WHAT TO DO.
Below are the records; collect from them each line containing the string "Flaming".

MATERIAL SUPPLIED.
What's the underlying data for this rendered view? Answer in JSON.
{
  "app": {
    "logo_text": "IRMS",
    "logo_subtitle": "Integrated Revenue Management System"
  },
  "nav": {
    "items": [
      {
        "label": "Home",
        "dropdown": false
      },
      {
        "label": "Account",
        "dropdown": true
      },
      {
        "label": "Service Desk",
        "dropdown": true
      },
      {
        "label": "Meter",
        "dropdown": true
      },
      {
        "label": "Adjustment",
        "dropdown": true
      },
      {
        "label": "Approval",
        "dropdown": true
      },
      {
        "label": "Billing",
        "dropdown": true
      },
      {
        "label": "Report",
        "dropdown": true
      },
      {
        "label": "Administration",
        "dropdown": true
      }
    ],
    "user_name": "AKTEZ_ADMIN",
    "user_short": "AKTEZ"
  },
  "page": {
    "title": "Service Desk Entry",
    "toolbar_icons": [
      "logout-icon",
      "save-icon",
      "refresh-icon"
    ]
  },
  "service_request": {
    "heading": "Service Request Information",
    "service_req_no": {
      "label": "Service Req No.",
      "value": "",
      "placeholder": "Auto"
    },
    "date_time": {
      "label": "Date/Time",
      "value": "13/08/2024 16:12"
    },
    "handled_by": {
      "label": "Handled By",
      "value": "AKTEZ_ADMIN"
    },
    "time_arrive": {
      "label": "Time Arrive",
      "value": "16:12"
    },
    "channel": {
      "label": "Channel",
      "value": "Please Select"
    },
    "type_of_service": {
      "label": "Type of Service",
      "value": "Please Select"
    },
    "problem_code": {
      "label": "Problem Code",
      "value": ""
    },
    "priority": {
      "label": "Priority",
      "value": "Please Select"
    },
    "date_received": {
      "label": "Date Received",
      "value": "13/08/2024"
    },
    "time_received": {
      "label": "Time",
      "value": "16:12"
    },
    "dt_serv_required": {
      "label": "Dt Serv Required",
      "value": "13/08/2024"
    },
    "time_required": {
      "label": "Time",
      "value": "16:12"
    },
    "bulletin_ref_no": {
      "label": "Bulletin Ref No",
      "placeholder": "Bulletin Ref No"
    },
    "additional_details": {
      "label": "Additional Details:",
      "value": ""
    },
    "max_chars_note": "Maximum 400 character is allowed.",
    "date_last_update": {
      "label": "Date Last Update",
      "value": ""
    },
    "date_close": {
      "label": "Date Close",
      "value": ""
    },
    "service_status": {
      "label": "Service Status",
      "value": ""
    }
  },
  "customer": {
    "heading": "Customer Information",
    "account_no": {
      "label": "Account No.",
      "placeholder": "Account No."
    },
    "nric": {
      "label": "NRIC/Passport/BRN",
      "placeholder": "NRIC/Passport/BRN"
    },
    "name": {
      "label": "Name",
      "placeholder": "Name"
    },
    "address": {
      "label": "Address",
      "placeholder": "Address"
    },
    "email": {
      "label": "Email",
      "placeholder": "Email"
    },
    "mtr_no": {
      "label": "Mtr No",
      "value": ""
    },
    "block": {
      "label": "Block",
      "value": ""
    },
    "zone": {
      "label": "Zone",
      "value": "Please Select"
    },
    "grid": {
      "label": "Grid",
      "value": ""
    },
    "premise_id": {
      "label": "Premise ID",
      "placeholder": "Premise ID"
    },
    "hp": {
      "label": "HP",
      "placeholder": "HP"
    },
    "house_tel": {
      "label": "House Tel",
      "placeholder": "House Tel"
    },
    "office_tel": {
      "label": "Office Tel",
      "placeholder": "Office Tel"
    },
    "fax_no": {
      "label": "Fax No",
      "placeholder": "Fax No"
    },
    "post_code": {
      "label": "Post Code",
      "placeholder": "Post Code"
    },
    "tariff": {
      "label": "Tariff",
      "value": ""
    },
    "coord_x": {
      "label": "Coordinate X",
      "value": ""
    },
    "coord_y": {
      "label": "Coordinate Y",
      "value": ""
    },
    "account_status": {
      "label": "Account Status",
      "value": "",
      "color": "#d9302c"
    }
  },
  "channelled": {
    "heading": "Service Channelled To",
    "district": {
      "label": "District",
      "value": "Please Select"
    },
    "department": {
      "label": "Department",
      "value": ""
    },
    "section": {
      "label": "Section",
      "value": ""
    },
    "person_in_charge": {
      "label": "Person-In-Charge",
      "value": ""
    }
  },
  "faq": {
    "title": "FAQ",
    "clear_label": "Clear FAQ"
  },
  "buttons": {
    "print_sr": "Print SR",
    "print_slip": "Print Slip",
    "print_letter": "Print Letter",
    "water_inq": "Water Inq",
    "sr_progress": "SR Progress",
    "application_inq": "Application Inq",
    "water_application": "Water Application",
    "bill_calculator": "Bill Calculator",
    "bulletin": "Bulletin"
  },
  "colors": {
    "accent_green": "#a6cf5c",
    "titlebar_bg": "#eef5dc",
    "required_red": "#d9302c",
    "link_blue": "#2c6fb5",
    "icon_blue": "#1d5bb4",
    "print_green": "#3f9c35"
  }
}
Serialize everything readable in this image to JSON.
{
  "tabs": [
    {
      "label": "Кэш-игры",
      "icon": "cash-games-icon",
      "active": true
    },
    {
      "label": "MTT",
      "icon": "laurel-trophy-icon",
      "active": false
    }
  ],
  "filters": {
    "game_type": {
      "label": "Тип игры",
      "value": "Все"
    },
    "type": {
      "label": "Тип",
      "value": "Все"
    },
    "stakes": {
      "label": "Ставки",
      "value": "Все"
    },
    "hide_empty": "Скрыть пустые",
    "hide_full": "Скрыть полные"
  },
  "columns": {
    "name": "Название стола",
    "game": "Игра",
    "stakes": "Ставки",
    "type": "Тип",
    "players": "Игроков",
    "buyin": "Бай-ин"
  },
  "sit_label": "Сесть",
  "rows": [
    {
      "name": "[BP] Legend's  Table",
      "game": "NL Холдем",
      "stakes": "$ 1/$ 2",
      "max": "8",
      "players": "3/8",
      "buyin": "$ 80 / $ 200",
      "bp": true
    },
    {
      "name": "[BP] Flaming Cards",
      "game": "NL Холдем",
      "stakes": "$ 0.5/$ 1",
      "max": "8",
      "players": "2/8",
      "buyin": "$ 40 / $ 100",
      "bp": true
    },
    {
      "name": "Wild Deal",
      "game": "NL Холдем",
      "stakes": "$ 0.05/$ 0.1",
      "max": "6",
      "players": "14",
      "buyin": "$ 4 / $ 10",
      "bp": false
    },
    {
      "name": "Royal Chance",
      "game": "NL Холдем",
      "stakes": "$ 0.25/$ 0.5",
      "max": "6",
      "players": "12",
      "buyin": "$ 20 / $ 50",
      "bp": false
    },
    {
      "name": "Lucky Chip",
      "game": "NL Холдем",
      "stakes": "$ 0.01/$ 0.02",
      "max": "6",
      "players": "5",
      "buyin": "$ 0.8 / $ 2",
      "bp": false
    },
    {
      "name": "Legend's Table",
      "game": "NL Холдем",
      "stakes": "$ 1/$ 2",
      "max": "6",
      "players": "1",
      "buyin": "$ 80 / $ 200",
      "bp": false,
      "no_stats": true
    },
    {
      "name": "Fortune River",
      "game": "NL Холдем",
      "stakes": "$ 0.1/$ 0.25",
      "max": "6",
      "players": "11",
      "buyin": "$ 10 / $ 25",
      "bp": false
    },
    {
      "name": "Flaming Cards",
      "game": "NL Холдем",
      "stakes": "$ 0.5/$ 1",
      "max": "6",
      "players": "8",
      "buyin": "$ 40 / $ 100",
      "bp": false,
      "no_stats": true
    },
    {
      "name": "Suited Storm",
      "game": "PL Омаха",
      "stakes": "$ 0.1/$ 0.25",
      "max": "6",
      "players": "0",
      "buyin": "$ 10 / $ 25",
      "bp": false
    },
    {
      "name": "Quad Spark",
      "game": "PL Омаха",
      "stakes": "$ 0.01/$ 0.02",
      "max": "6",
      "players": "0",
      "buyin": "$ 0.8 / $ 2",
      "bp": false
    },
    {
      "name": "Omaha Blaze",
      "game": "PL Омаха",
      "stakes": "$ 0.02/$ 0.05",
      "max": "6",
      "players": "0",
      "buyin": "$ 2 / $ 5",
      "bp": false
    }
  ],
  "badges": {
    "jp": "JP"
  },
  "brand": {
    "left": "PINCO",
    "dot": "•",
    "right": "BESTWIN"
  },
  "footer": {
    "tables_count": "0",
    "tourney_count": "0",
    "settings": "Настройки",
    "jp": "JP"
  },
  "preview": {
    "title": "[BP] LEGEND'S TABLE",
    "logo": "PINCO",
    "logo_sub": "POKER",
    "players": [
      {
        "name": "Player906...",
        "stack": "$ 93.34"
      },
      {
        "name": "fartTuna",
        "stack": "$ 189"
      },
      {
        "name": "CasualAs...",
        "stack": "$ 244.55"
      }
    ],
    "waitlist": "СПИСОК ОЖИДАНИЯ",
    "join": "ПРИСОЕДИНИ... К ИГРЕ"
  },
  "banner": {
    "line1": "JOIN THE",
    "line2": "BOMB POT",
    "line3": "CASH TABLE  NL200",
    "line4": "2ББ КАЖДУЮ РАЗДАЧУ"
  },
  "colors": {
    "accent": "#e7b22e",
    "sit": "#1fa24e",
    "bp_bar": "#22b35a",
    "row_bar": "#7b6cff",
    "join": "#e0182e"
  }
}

ANSWER TO THIS PROBLEM.
      "name": "[BP] Flaming Cards",
      "name": "Flaming Cards",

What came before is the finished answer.